Problem statement: Look for the string "قتادة" and copy every line that has it.

»»

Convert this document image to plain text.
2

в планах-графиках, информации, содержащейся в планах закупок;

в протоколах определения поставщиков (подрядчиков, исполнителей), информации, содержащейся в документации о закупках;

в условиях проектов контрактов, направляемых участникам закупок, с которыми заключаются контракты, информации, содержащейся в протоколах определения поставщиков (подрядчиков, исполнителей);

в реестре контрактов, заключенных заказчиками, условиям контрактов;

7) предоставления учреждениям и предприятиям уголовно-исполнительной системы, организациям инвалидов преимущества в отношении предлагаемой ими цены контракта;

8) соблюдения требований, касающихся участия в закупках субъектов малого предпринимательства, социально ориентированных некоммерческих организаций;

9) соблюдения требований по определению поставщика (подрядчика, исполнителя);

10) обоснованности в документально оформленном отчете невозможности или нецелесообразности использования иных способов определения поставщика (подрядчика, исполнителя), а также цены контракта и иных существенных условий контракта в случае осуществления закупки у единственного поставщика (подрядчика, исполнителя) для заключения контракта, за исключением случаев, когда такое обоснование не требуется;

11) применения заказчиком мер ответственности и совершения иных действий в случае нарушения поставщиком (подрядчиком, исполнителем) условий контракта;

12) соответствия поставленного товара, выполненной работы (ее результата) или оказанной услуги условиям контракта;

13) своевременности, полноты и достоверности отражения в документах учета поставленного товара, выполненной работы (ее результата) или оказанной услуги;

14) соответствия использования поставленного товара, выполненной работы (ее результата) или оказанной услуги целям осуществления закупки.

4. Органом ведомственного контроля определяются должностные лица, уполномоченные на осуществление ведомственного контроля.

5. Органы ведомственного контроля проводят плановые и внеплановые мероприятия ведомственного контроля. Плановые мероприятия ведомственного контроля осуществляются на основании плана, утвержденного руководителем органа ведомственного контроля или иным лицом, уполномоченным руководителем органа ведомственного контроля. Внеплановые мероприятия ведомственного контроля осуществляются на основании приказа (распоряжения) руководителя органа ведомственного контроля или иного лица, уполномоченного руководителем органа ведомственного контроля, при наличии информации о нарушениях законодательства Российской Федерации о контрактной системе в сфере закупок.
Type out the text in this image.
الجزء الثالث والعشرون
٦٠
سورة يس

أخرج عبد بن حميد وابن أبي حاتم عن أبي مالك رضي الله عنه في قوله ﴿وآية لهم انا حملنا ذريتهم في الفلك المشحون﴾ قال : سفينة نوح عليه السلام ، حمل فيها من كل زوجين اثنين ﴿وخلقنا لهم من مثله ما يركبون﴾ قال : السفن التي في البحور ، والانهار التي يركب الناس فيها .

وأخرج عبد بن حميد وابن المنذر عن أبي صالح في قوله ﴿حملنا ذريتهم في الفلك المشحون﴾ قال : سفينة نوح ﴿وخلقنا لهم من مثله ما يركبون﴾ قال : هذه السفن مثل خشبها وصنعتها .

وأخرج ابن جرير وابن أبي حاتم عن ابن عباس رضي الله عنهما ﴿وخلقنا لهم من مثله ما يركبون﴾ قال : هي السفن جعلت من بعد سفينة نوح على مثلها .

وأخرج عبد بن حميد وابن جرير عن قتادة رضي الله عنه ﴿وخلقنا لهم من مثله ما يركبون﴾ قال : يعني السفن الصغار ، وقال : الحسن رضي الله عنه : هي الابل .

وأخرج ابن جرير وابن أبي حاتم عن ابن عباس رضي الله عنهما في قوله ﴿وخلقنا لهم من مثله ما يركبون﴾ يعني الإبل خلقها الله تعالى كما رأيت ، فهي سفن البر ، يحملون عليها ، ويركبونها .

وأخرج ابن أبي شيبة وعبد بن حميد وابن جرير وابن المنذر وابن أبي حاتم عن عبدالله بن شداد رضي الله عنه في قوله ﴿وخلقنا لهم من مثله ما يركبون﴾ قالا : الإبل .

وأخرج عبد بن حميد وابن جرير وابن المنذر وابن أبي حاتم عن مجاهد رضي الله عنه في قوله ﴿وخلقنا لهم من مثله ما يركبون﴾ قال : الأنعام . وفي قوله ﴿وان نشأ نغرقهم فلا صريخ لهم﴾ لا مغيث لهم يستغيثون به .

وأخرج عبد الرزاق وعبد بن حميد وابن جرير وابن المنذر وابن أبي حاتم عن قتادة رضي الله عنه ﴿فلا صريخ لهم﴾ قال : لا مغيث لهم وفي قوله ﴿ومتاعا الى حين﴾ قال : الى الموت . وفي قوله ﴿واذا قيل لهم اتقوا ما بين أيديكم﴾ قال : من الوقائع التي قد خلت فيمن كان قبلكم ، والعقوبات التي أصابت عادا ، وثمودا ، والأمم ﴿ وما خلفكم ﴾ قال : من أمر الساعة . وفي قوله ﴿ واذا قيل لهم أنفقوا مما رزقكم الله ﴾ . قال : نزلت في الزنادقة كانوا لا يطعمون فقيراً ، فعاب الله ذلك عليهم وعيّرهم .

««

Correct response:
وأخرج عبد بن حميد وابن جرير عن قتادة رضي الله عنه ﴿وخلقنا لهم من مثله ما يركبون﴾ قال : يعني السفن الصغار ، وقال : الحسن رضي الله عنه : هي الابل .
وأخرج عبد الرزاق وعبد بن حميد وابن جرير وابن المنذر وابن أبي حاتم عن قتادة رضي الله عنه ﴿فلا صريخ لهم﴾ قال : لا مغيث لهم وفي قوله ﴿ومتاعا الى حين﴾ قال : الى الموت . وفي قوله ﴿واذا قيل لهم اتقوا ما بين أيديكم﴾ قال : من الوقائع التي قد خلت فيمن كان قبلكم ، والعقوبات التي أصابت عادا ، وثمودا ، والأمم ﴿ وما خلفكم ﴾ قال : من أمر الساعة . وفي قوله ﴿ واذا قيل لهم أنفقوا مما رزقكم الله ﴾ . قال : نزلت في الزنادقة كانوا لا يطعمون فقيراً ، فعاب الله ذلك عليهم وعيّرهم .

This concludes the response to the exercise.